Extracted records
• • • • •

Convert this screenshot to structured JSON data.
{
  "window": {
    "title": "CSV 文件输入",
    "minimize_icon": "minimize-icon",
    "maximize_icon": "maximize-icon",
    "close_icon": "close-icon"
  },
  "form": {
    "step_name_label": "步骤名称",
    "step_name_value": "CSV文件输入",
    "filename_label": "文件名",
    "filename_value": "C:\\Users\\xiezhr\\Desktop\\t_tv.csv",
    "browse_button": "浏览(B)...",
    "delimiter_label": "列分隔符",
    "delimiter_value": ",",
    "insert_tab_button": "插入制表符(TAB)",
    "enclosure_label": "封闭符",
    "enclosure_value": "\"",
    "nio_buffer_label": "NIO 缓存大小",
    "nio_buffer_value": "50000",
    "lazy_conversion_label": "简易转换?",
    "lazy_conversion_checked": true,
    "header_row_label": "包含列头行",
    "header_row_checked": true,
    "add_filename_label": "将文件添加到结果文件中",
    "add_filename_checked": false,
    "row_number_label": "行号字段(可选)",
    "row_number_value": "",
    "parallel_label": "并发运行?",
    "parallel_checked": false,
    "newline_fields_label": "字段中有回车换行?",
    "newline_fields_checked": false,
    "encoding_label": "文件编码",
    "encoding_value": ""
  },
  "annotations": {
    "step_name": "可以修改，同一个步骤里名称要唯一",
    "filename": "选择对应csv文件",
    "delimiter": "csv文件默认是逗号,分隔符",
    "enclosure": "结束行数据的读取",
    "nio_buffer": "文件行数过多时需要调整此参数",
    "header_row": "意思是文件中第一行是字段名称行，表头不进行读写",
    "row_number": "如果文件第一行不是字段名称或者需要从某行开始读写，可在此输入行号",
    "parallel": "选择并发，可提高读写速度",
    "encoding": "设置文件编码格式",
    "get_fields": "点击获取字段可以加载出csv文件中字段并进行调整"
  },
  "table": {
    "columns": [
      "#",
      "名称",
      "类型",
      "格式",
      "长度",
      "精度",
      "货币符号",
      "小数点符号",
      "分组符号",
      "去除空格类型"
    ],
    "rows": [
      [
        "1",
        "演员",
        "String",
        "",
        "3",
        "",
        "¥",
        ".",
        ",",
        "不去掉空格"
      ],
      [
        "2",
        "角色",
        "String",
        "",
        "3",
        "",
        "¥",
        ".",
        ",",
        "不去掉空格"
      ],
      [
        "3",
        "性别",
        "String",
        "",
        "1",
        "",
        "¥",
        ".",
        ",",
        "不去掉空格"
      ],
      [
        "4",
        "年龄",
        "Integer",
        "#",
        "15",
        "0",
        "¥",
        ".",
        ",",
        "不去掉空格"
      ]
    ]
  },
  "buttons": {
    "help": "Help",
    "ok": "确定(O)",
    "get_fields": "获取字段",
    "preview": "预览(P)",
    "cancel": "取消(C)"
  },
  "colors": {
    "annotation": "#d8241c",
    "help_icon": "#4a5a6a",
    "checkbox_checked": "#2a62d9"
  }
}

• • • • •

◆ To do
Reproduce every record, matching each line exactly.

◆ Completed task
Convert this screenshot to structured JSON data.
{
  "window": {
    "title": "CSV 文件输入",
    "minimize_icon": "minimize-icon",
    "maximize_icon": "maximize-icon",
    "close_icon": "close-icon"
  },
  "form": {
    "step_name_label": "步骤名称",
    "step_name_value": "CSV文件输入",
    "filename_label": "文件名",
    "filename_value": "C:\\Users\\xiezhr\\Desktop\\t_tv.csv",
    "browse_button": "浏览(B)...",
    "delimiter_label": "列分隔符",
    "delimiter_value": ",",
    "insert_tab_button": "插入制表符(TAB)",
    "enclosure_label": "封闭符",
    "enclosure_value": "\"",
    "nio_buffer_label": "NIO 缓存大小",
    "nio_buffer_value": "50000",
    "lazy_conversion_label": "简易转换?",
    "lazy_conversion_checked": true,
    "header_row_label": "包含列头行",
    "header_row_checked": true,
    "add_filename_label": "将文件添加到结果文件中",
    "add_filename_checked": false,
    "row_number_label": "行号字段(可选)",
    "row_number_value": "",
    "parallel_label": "并发运行?",
    "parallel_checked": false,
    "newline_fields_label": "字段中有回车换行?",
    "newline_fields_checked": false,
    "encoding_label": "文件编码",
    "encoding_value": ""
  },
  "annotations": {
    "step_name": "可以修改，同一个步骤里名称要唯一",
    "filename": "选择对应csv文件",
    "delimiter": "csv文件默认是逗号,分隔符",
    "enclosure": "结束行数据的读取",
    "nio_buffer": "文件行数过多时需要调整此参数",
    "header_row": "意思是文件中第一行是字段名称行，表头不进行读写",
    "row_number": "如果文件第一行不是字段名称或者需要从某行开始读写，可在此输入行号",
    "parallel": "选择并发，可提高读写速度",
    "encoding": "设置文件编码格式",
    "get_fields": "点击获取字段可以加载出csv文件中字段并进行调整"
  },
  "table": {
    "columns": [
      "#",
      "名称",
      "类型",
      "格式",
      "长度",
      "精度",
      "货币符号",
      "小数点符号",
      "分组符号",
      "去除空格类型"
    ],
    "rows": [
      [
        "1",
        "演员",
        "String",
        "",
        "3",
        "",
        "¥",
        ".",
        ",",
        "不去掉空格"
      ],
      [
        "2",
        "角色",
        "String",
        "",
        "3",
        "",
        "¥",
        ".",
        ",",
        "不去掉空格"
      ],
      [
        "3",
        "性别",
        "String",
        "",
        "1",
        "",
        "¥",
        ".",
        ",",
        "不去掉空格"
      ],
      [
        "4",
        "年龄",
        "Integer",
        "#",
        "15",
        "0",
        "¥",
        ".",
        ",",
        "不去掉空格"
      ]
    ]
  },
  "buttons": {
    "help": "Help",
    "ok": "确定(O)",
    "get_fields": "获取字段",
    "preview": "预览(P)",
    "cancel": "取消(C)"
  },
  "colors": {
    "annotation": "#d8241c",
    "help_icon": "#4a5a6a",
    "checkbox_checked": "#2a62d9"
  }
}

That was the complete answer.